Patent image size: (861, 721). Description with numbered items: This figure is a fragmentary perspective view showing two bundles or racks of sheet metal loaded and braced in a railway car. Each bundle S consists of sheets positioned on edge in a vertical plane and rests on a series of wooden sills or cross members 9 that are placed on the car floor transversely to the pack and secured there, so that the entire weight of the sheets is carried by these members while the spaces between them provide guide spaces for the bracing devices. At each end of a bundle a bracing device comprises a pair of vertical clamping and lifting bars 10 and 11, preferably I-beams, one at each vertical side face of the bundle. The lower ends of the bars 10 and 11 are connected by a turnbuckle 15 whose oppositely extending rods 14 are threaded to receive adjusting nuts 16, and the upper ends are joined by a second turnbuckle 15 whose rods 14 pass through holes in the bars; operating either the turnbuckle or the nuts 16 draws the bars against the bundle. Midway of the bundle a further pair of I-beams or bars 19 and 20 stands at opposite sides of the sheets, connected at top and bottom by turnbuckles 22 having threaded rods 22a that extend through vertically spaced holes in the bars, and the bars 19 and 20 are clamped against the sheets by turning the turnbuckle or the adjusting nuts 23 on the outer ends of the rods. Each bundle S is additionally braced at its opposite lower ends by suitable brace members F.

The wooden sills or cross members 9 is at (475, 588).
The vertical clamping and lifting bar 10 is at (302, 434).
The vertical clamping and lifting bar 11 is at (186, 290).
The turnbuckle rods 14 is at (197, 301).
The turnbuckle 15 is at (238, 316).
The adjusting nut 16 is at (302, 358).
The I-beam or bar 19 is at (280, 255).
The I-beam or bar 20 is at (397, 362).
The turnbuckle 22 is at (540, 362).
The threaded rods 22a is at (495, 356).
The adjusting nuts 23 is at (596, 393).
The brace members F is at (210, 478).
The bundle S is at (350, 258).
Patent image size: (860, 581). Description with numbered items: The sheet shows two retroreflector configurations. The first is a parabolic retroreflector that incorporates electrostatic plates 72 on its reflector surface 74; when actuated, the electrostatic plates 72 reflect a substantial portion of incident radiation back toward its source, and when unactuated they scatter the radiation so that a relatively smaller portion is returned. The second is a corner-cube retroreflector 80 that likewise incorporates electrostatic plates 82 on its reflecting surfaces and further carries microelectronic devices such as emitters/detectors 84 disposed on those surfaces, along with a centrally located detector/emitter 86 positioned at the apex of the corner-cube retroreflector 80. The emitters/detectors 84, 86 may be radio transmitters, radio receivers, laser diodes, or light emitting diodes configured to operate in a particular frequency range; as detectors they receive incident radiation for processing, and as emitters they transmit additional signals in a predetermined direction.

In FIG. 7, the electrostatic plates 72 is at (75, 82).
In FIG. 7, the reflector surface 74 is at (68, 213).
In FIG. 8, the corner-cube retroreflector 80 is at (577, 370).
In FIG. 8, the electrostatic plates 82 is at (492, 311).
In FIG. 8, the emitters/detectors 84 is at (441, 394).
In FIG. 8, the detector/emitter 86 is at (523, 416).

++++++

## Work to be completed
Please rename "Patent image size" to "Drawing size" throughout these lines, leaving everything else unchanged.

## In response
Drawing size: (861, 721). Description with numbered items: This figure is a fragmentary perspective view showing two bundles or racks of sheet metal loaded and braced in a railway car. Each bundle S consists of sheets positioned on edge in a vertical plane and rests on a series of wooden sills or cross members 9 that are placed on the car floor transversely to the pack and secured there, so that the entire weight of the sheets is carried by these members while the spaces between them provide guide spaces for the bracing devices. At each end of a bundle a bracing device comprises a pair of vertical clamping and lifting bars 10 and 11, preferably I-beams, one at each vertical side face of the bundle. The lower ends of the bars 10 and 11 are connected by a turnbuckle 15 whose oppositely extending rods 14 are threaded to receive adjusting nuts 16, and the upper ends are joined by a second turnbuckle 15 whose rods 14 pass through holes in the bars; operating either the turnbuckle or the nuts 16 draws the bars against the bundle. Midway of the bundle a further pair of I-beams or bars 19 and 20 stands at opposite sides of the sheets, connected at top and bottom by turnbuckles 22 having threaded rods 22a that extend through vertically spaced holes in the bars, and the bars 19 and 20 are clamped against the sheets by turning the turnbuckle or the adjusting nuts 23 on the outer ends of the rods. Each bundle S is additionally braced at its opposite lower ends by suitable brace members F.

The wooden sills or cross members 9 is at (475, 588).
The vertical clamping and lifting bar 10 is at (302, 434).
The vertical clamping and lifting bar 11 is at (186, 290).
The turnbuckle rods 14 is at (197, 301).
The turnbuckle 15 is at (238, 316).
The adjusting nut 16 is at (302, 358).
The I-beam or bar 19 is at (280, 255).
The I-beam or bar 20 is at (397, 362).
The turnbuckle 22 is at (540, 362).
The threaded rods 22a is at (495, 356).
The adjusting nuts 23 is at (596, 393).
The brace members F is at (210, 478).
The bundle S is at (350, 258).
Drawing size: (860, 581). Description with numbered items: The sheet shows two retroreflector configurations. The first is a parabolic retroreflector that incorporates electrostatic plates 72 on its reflector surface 74; when actuated, the electrostatic plates 72 reflect a substantial portion of incident radiation back toward its source, and when unactuated they scatter the radiation so that a relatively smaller portion is returned. The second is a corner-cube retroreflector 80 that likewise incorporates electrostatic plates 82 on its reflecting surfaces and further carries microelectronic devices such as emitters/detectors 84 disposed on those surfaces, along with a centrally located detector/emitter 86 positioned at the apex of the corner-cube retroreflector 80. The emitters/detectors 84, 86 may be radio transmitters, radio receivers, laser diodes, or light emitting diodes configured to operate in a particular frequency range; as detectors they receive incident radiation for processing, and as emitters they transmit additional signals in a predetermined direction.

In FIG. 7, the electrostatic plates 72 is at (75, 82).
In FIG. 7, the reflector surface 74 is at (68, 213).
In FIG. 8, the corner-cube retroreflector 80 is at (577, 370).
In FIG. 8, the electrostatic plates 82 is at (492, 311).
In FIG. 8, the emitters/detectors 84 is at (441, 394).
In FIG. 8, the detector/emitter 86 is at (523, 416).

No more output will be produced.